-------- RECORDS PROVIDED --------

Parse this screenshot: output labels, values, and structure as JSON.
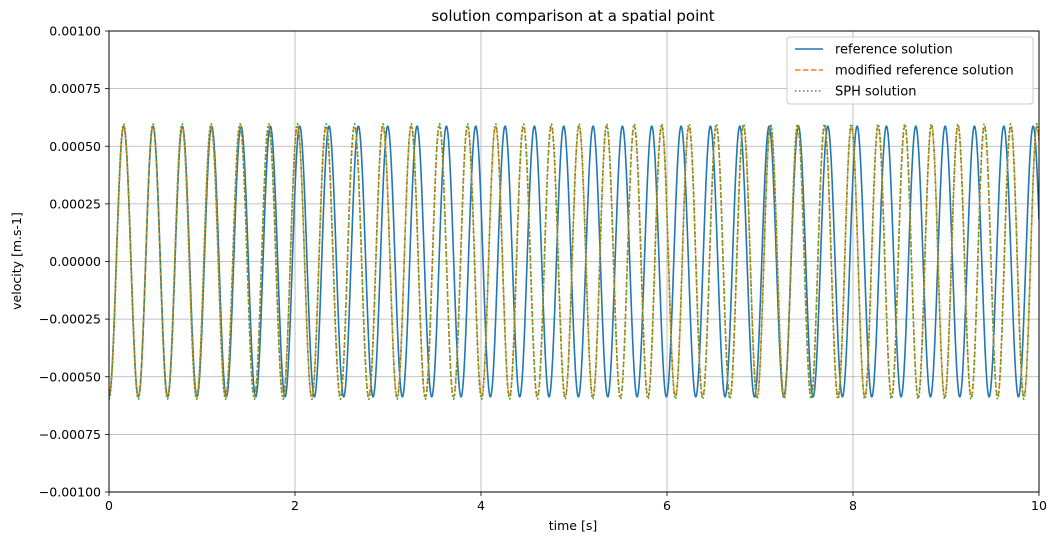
{
  "chart_data": {
    "type": "line",
    "title": "solution comparison at a spatial point",
    "xlabel": "time [s]",
    "ylabel": "velocity [m.s-1]",
    "xlim": [
      0,
      10
    ],
    "ylim": [
      -0.001,
      0.001
    ],
    "grid": true,
    "legend_position": "top-right",
    "x_ticks": [
      0,
      2,
      4,
      6,
      8,
      10
    ],
    "x_tick_labels": [
      "0",
      "2",
      "4",
      "6",
      "8",
      "10"
    ],
    "y_ticks": [
      -0.001,
      -0.00075,
      -0.0005,
      -0.00025,
      0,
      0.00025,
      0.0005,
      0.00075,
      0.001
    ],
    "y_tick_labels": [
      "−0.00100",
      "−0.00075",
      "−0.00050",
      "−0.00025",
      "0.00000",
      "0.00025",
      "0.00050",
      "0.00075",
      "0.00100"
    ],
    "series": [
      {
        "name": "reference solution",
        "color": "#1f77b4",
        "style": "solid",
        "model": "sine",
        "amplitude": 0.000587,
        "frequency": 3.17,
        "chirp": 0,
        "phase": -1.5708
      },
      {
        "name": "modified reference solution",
        "color": "#ff7f0e",
        "style": "dashed",
        "model": "chirped-sine",
        "amplitude": 0.000587,
        "frequency": 3.17,
        "chirp": 0.0375,
        "phase": -1.5708
      },
      {
        "name": "SPH solution",
        "color": "#2ca02c",
        "style": "dotted",
        "model": "chirped-sine",
        "amplitude": 0.000597,
        "frequency": 3.17,
        "chirp": 0.0375,
        "phase": -1.5708
      }
    ]
  }
}
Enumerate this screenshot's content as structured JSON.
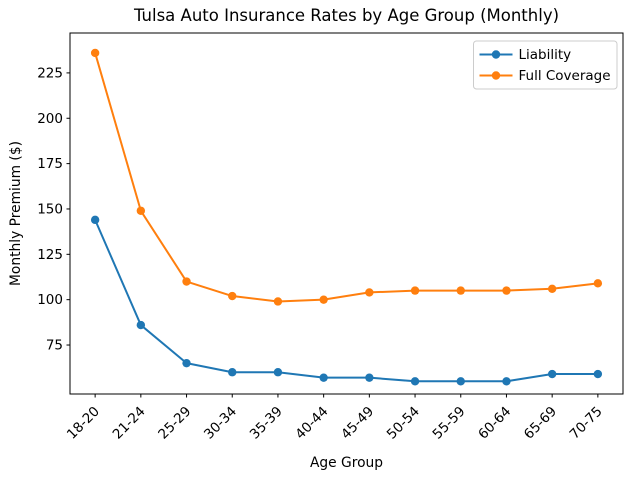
{
  "figure": {
    "background": "#ffffff",
    "text_color": "#000000",
    "spine_color": "#000000",
    "legend_border_color": "#cccccc"
  },
  "chart_data": {
    "type": "line",
    "title": "Tulsa Auto Insurance Rates by Age Group (Monthly)",
    "xlabel": "Age Group",
    "ylabel": "Monthly Premium ($)",
    "categories": [
      "18-20",
      "21-24",
      "25-29",
      "30-34",
      "35-39",
      "40-44",
      "45-49",
      "50-54",
      "55-59",
      "60-64",
      "65-69",
      "70-75"
    ],
    "series": [
      {
        "name": "Liability",
        "color": "#1f77b4",
        "values": [
          144,
          86,
          65,
          60,
          60,
          57,
          57,
          55,
          55,
          55,
          59,
          59
        ]
      },
      {
        "name": "Full Coverage",
        "color": "#ff7f0e",
        "values": [
          236,
          149,
          110,
          102,
          99,
          100,
          104,
          105,
          105,
          105,
          106,
          109
        ]
      }
    ],
    "yticks": [
      75,
      100,
      125,
      150,
      175,
      200,
      225
    ],
    "ylim": [
      48,
      247
    ],
    "xlim": [
      -0.55,
      11.55
    ],
    "xtick_rotation": 45,
    "marker": "circle",
    "grid": false,
    "legend_position": "upper right"
  }
}
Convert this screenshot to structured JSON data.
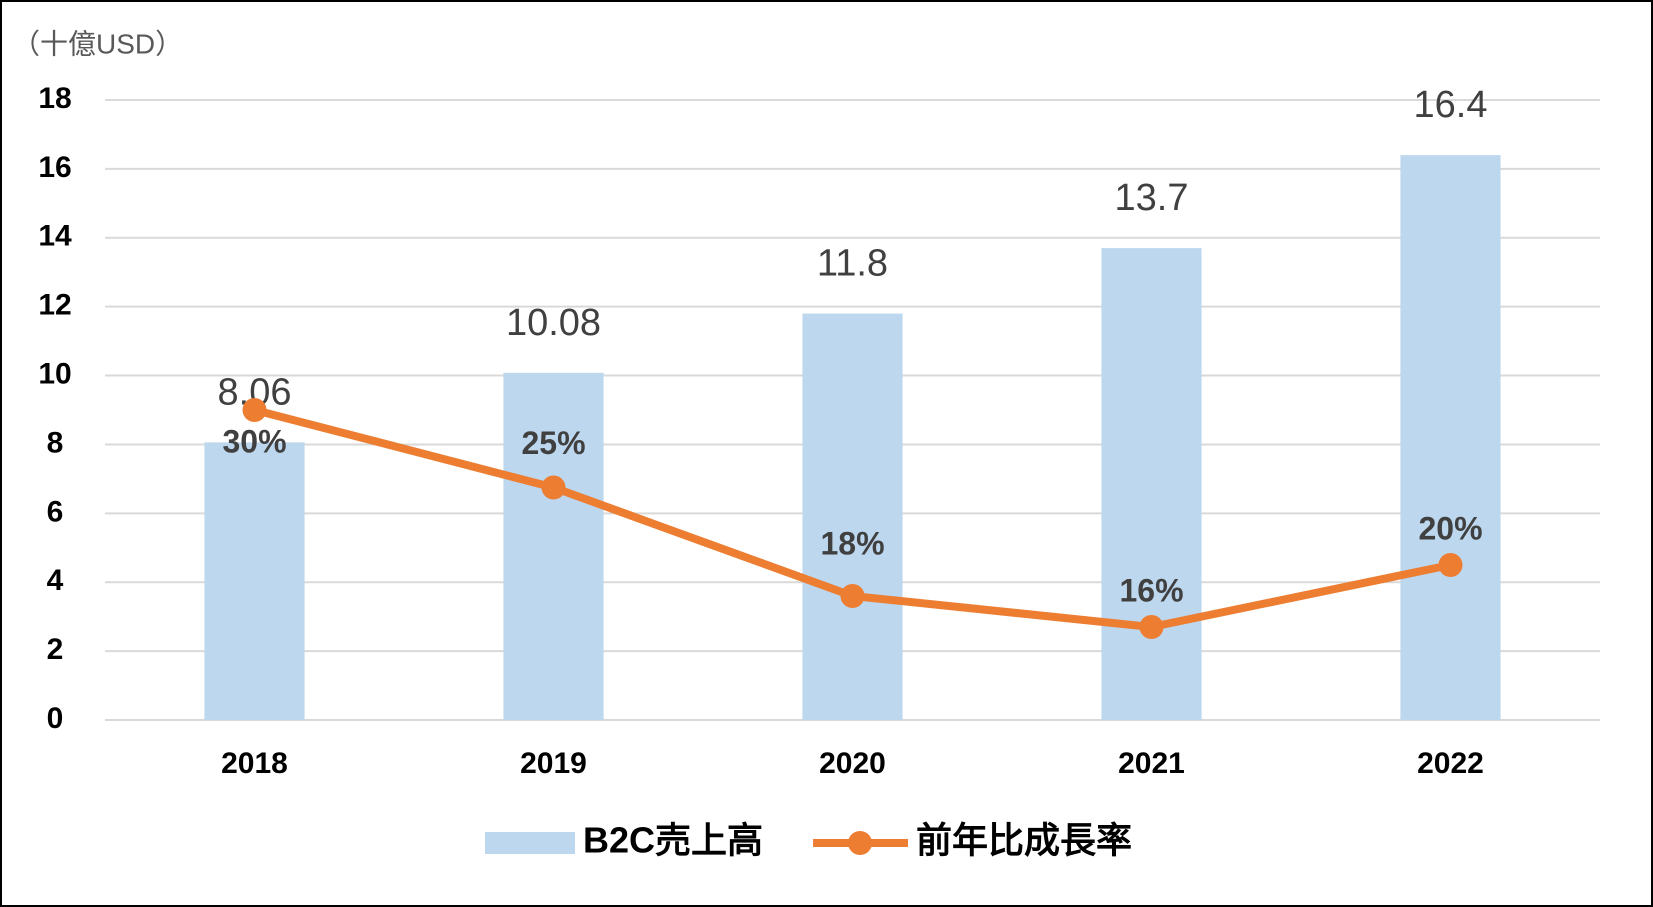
{
  "chart_data": {
    "type": "bar_line",
    "y_axis_label": "（十億USD）",
    "categories": [
      "2018",
      "2019",
      "2020",
      "2021",
      "2022"
    ],
    "series": [
      {
        "name": "B2C売上高",
        "type": "bar",
        "color": "#bdd7ee",
        "values": [
          8.06,
          10.08,
          11.8,
          13.7,
          16.4
        ]
      },
      {
        "name": "前年比成長率",
        "type": "line",
        "color": "#ed7d31",
        "axis": "y2",
        "values": [
          30,
          25,
          18,
          16,
          20
        ],
        "value_labels": [
          "30%",
          "25%",
          "18%",
          "16%",
          "20%"
        ]
      }
    ],
    "ylim": [
      0,
      18
    ],
    "yticks": [
      0,
      2,
      4,
      6,
      8,
      10,
      12,
      14,
      16,
      18
    ],
    "y2lim": [
      10,
      50
    ],
    "grid": true,
    "legend": "bottom"
  }
}
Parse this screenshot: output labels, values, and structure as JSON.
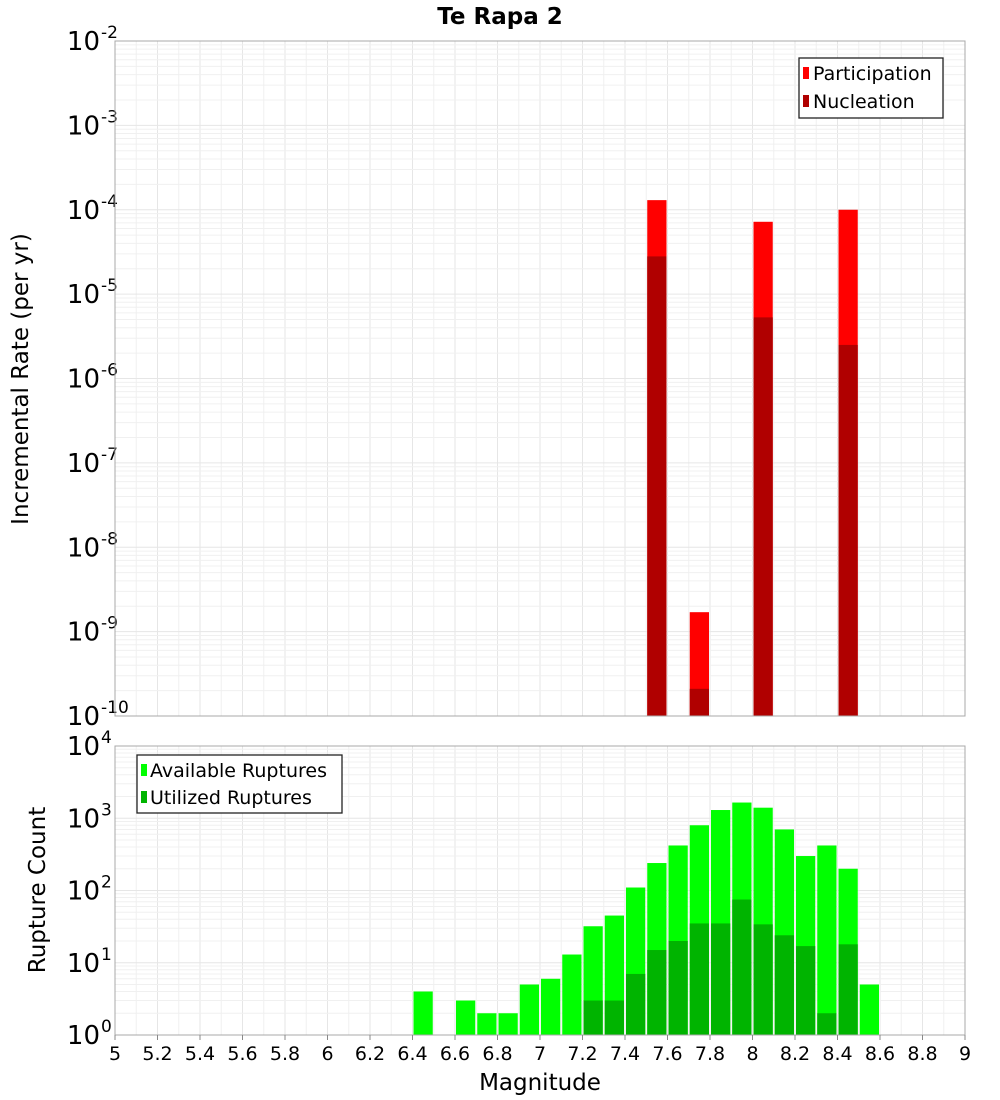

--------

▶ AIM OF THE TASK:
Show every line where the string "reference" appears.

▶ OUTPUT FOR THIS EXERCISE:
        "name": "reference solution",
        "name": "modified reference solution",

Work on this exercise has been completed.